**SELECTED EXCERPT**
════════════════════

Syncrude Can Go To Hell (But Will Probably Take Us With Them)

Syncrude Filth

Every second the counter on the Syncrude web site goes up by another 3 ticks – indicating 3 more barrels of sweet crude oil put into the great oil engine that drives the economic, commercial and political systems that you are part of.

Syncrude seem rather proud of their oil sands operation. They say, “According to the Alberta Energy and Utilities Board, Alberta’s oil sand deposits contain approximately 1.7 trillion barrels of bitumen, of which over 175 billion are recoverable with current technology, and 315 billion barrels are ultimately recoverable with technological advances. The Athasbasca Oil Sands Deposit is, by itself, the largest petroleum resource in the world.”

Now that’s something to talk about. Not that the talk should be in the glowing terms that Syncrude coat each word with, from the dripping oil that shimmers on the Sustainability pages of their web site, to the half a million barrels of crude a day that they say will be delivered into the welcoming, warming world by 2015. Syncrude have nothing to be proud of.

A front line report in today’s Guardian sheds clear light on the dirty world that is Athabasca Sands:

Apart from the smell, you get little sense of what the oil sands are like unless you drive 45 minutes up Highway 63 and take a site tour of, say, Syncrude, a consortium that includes Imperial Oil and Petro-Canada. You might know that it’s the world’s largest producer of synthetic crude, but it still takes a while to comprehend the awesome size of its operations here. After the boreal forest is cleared and the peat bog removed, what’s left is dark, molasses-like, oil-saturated sand, which is then transported by trucks with tyres as high as two-storey houses. When full, they weigh more than two Boeing 747s; they can crush a pick-up truck without noticing it.

That’s what Syncrude is about. A partnership of some of the giants of the Canadian oil industry: Imperial Oil, ConocoPhilips, PetroCanada…Imperial Oil? Actually it’s ExxonMobil to you and me. Yes, ExxonMobil, once again spreading their oily arms wide to welcome the filthy riches being dug out of the heart of one of the most vital ecosystems on Earth.

It’s not just Syncrude, though, but also Shell, another of the “Big Four” oil companies who are intent on sucking their own 500,000 barrels of oil a day from the Athabasca field, and who write so eloquently on their web site:

“We believe that oil and gas will be integral to the global energy needs for economic development for many decades to come. Our role is to ensure that we extract and deliver them profitably and in environmentally and socially responsible ways”

Yes, that’s right: environmentally and socially responsible ways. Let’s all have a big group hug and say “welcome” to the saviours of the Canadian economy – and the slaughterers of our planet.

════════════════════

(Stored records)
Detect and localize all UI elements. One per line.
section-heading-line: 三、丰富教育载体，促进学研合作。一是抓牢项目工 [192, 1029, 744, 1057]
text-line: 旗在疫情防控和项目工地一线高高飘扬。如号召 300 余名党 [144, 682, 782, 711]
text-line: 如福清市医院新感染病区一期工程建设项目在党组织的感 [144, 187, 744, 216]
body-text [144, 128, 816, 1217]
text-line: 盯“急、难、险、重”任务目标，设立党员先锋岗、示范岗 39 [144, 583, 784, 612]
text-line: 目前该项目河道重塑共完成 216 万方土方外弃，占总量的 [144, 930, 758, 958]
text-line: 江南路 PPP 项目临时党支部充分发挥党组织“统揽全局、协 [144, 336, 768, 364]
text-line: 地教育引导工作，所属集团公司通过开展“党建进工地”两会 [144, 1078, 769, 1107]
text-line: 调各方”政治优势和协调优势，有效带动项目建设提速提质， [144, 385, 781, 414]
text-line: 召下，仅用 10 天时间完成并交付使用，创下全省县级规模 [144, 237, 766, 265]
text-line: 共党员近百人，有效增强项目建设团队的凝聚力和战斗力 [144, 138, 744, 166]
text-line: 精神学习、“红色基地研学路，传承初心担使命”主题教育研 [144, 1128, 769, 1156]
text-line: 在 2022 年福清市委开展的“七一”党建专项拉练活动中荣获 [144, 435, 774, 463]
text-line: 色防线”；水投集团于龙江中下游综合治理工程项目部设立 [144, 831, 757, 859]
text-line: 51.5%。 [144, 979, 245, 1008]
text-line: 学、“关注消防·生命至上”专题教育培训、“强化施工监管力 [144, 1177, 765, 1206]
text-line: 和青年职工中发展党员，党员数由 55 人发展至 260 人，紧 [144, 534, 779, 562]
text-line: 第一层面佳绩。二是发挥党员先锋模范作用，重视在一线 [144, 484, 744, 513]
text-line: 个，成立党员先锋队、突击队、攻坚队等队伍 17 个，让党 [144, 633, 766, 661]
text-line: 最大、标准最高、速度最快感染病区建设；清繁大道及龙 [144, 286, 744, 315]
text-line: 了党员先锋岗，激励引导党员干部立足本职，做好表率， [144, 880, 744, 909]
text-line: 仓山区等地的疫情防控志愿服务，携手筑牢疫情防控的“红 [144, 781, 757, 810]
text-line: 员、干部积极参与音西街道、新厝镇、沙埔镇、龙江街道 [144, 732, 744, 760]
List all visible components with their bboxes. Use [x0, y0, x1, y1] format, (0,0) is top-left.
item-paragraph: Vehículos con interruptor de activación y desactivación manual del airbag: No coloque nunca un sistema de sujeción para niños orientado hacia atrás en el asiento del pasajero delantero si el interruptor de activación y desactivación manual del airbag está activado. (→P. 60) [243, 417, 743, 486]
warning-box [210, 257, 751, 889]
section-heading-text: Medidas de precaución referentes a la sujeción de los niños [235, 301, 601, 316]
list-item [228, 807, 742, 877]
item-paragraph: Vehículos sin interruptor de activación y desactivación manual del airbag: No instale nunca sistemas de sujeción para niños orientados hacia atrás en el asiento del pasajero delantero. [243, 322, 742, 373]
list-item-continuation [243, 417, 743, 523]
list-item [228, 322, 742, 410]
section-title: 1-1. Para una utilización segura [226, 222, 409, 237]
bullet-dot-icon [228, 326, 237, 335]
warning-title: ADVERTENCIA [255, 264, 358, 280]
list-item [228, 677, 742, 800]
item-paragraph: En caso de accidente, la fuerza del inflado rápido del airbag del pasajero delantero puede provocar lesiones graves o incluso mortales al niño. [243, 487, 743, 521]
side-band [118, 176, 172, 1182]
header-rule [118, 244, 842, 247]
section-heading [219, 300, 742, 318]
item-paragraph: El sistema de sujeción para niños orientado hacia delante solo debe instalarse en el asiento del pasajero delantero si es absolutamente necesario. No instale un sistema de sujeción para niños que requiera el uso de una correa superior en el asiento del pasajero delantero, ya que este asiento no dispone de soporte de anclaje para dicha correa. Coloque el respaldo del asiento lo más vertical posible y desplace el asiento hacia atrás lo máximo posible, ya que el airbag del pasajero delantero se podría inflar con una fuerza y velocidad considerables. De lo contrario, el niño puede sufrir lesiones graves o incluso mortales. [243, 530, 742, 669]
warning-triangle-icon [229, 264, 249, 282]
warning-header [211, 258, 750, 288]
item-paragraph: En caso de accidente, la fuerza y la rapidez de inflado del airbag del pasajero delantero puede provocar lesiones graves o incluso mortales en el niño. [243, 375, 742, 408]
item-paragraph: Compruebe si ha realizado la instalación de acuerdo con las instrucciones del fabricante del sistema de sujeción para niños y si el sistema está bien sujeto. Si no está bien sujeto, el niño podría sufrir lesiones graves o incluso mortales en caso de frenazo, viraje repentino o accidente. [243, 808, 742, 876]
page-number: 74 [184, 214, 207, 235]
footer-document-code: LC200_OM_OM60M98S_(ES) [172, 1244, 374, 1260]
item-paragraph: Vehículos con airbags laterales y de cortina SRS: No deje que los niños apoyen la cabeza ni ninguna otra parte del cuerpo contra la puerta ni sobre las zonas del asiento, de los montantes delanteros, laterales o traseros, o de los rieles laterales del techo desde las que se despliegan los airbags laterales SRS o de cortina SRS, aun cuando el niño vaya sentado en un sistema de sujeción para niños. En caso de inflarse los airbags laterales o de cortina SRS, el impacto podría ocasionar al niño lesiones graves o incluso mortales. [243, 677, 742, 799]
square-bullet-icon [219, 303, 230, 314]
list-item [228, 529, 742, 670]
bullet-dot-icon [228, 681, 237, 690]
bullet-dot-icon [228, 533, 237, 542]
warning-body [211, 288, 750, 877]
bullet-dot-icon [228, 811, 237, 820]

════════════════════

**APPLY WHAT YOU READ**
A - Update the article on Syncrude and the Athabasca oil sands by rewriting it starting with "Syncrude Filth" and going on through "are part of.", with "counter" replaced by "tally".
B - List every company that the article on Syncrude and the Athabasca oil sands names as a member of the Syncrude partnership.
C - Answer these questions from the article on Syncrude and the Athabasca oil sands:
(i) By how many ticks does the counter on the Syncrude web site go up every second?
(ii) According to the Alberta Energy and Utilities Board, approximately how many barrels of bitumen do Alberta's oil sand deposits contain?
(iii) How many barrels of oil a day is Shell intent on taking from the Athabasca field?

**PROBLEM SOLUTIONS**
A -
Syncrude Filth

Every second the tally on the Syncrude web site goes up by another 3 ticks – indicating 3 more barrels of sweet crude oil put into the great oil engine that drives the economic, commercial and political systems that you are part of.

B -
Imperial Oil
ConocoPhilips
Petro-Canada

C -
(i) 3
(ii) Approximately 1.7 trillion
(iii) 500,000